* [Dataset rows]
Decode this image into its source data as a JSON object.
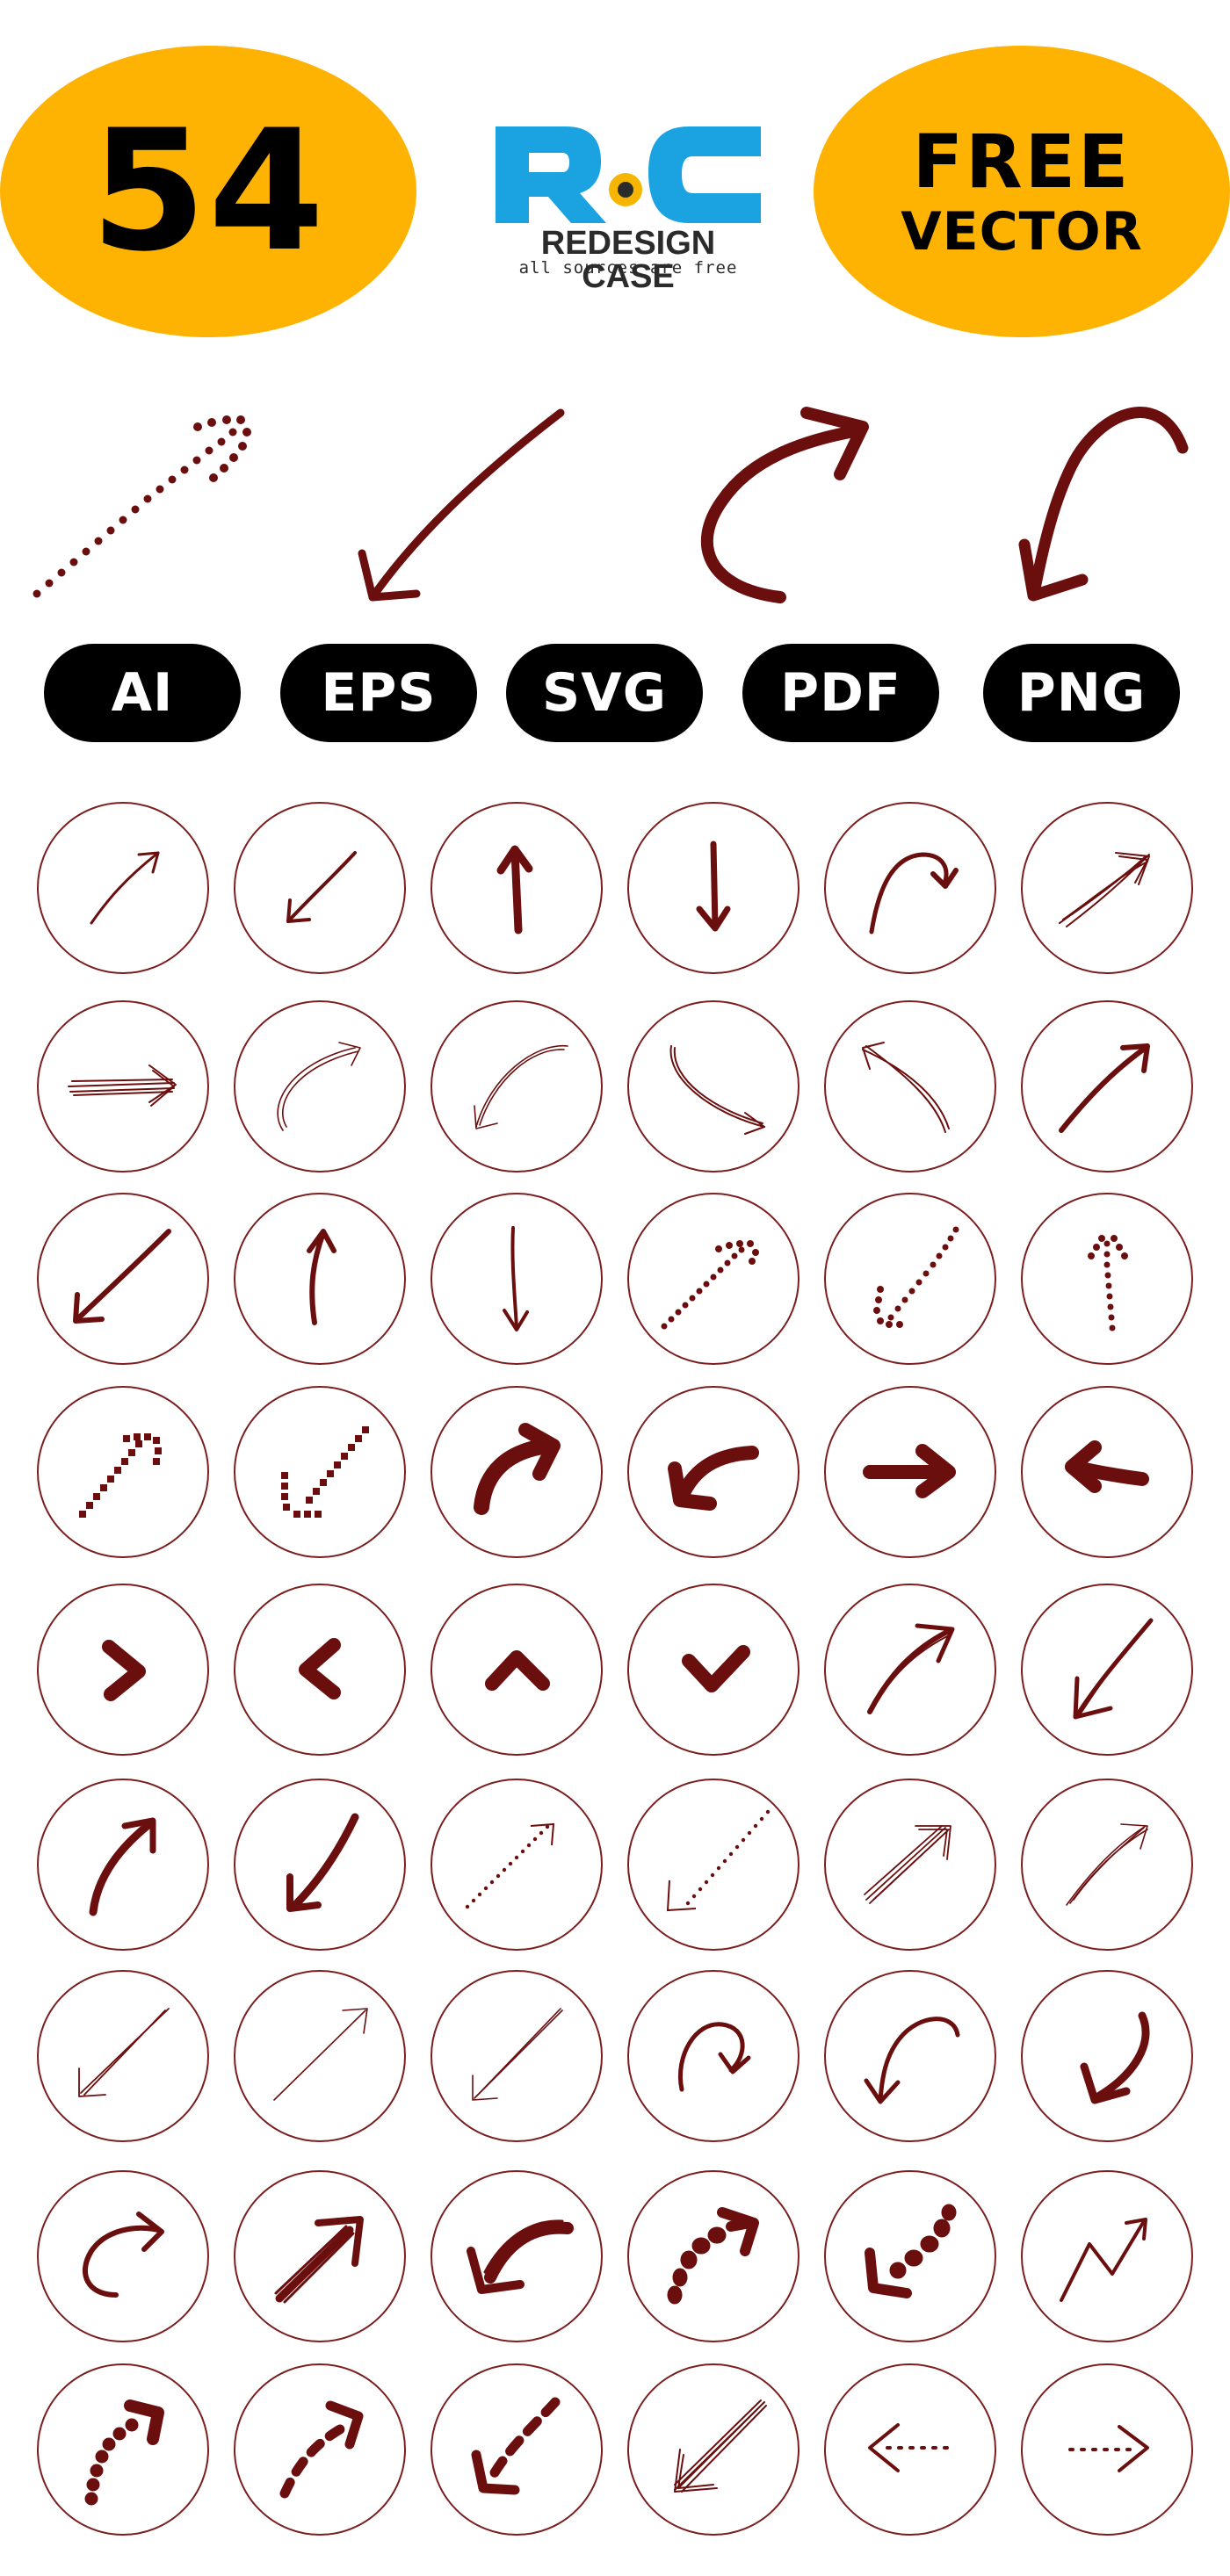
{
  "header": {
    "count": "54",
    "logo_mark": "RoC",
    "logo_brand": "REDESIGN CASE",
    "logo_tagline": "all sources are free",
    "badge_line1": "FREE",
    "badge_line2": "VECTOR"
  },
  "formats": [
    "AI",
    "EPS",
    "SVG",
    "PDF",
    "PNG"
  ],
  "colors": {
    "badge": "#FEB201",
    "arrow": "#6B0E0E",
    "circle_stroke": "#7A1E1E",
    "logo_blue": "#1AA3E0",
    "logo_yellow": "#F6B600",
    "pill": "#000000",
    "pill_text": "#FFFFFF"
  },
  "icon_grid": {
    "rows": 9,
    "columns": 6,
    "total": 54
  }
}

* [Given problem]
Make an exact copy of the records shown above, without the pictures.

* [Answer to the exercise]
Decode this image into its source data as a JSON object.
{
  "header": {
    "count": "54",
    "logo_mark": "RoC",
    "logo_brand": "REDESIGN CASE",
    "logo_tagline": "all sources are free",
    "badge_line1": "FREE",
    "badge_line2": "VECTOR"
  },
  "formats": [
    "AI",
    "EPS",
    "SVG",
    "PDF",
    "PNG"
  ],
  "colors": {
    "badge": "#FEB201",
    "arrow": "#6B0E0E",
    "circle_stroke": "#7A1E1E",
    "logo_blue": "#1AA3E0",
    "logo_yellow": "#F6B600",
    "pill": "#000000",
    "pill_text": "#FFFFFF"
  },
  "icon_grid": {
    "rows": 9,
    "columns": 6,
    "total": 54
  }
}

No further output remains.